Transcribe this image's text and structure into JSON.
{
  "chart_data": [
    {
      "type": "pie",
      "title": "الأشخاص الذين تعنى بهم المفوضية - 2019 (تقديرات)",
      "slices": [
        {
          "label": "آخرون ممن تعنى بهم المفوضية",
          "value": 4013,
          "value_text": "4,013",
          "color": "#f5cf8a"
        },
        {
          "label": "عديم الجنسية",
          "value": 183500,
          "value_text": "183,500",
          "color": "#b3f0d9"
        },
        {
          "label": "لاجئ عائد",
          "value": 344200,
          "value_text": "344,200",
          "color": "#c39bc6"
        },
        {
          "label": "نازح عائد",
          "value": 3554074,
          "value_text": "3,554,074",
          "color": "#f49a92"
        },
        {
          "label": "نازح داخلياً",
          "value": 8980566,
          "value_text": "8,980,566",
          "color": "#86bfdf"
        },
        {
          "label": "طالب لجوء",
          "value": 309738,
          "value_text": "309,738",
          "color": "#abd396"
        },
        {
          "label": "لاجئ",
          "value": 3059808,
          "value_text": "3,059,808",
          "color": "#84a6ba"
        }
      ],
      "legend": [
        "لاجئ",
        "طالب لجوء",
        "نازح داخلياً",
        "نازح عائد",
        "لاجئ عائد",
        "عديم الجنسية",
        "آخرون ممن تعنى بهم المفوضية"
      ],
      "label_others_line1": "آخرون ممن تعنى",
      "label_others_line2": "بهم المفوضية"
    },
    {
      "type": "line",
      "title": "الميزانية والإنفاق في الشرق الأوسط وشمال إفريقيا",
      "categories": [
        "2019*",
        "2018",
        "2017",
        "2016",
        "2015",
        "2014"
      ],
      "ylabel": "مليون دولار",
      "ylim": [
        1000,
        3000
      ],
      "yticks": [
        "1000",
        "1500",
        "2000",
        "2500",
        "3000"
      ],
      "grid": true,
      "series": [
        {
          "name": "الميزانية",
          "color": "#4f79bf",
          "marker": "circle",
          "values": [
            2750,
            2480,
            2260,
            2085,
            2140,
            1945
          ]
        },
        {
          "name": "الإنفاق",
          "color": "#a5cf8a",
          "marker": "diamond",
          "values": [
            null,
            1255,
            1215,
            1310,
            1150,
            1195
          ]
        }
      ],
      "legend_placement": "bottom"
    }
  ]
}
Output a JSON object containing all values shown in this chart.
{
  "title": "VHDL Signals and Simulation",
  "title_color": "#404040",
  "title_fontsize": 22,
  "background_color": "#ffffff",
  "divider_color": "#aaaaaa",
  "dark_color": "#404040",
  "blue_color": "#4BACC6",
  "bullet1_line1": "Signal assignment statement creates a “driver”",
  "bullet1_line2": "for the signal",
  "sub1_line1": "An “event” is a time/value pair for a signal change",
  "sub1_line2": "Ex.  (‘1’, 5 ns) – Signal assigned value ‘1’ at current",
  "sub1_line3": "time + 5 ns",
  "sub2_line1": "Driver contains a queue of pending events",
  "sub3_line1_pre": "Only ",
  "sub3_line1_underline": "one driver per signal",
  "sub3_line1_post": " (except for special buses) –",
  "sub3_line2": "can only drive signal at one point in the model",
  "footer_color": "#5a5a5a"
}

******************************

#### [What you will do]
Above are the records. Identify each line that contains the word "تعنى".

#### [Result]
      "title": "الأشخاص الذين تعنى بهم المفوضية - 2019 (تقديرات)",
          "label": "آخرون ممن تعنى بهم المفوضية",
        "آخرون ممن تعنى بهم المفوضية"
      "label_others_line1": "آخرون ممن تعنى",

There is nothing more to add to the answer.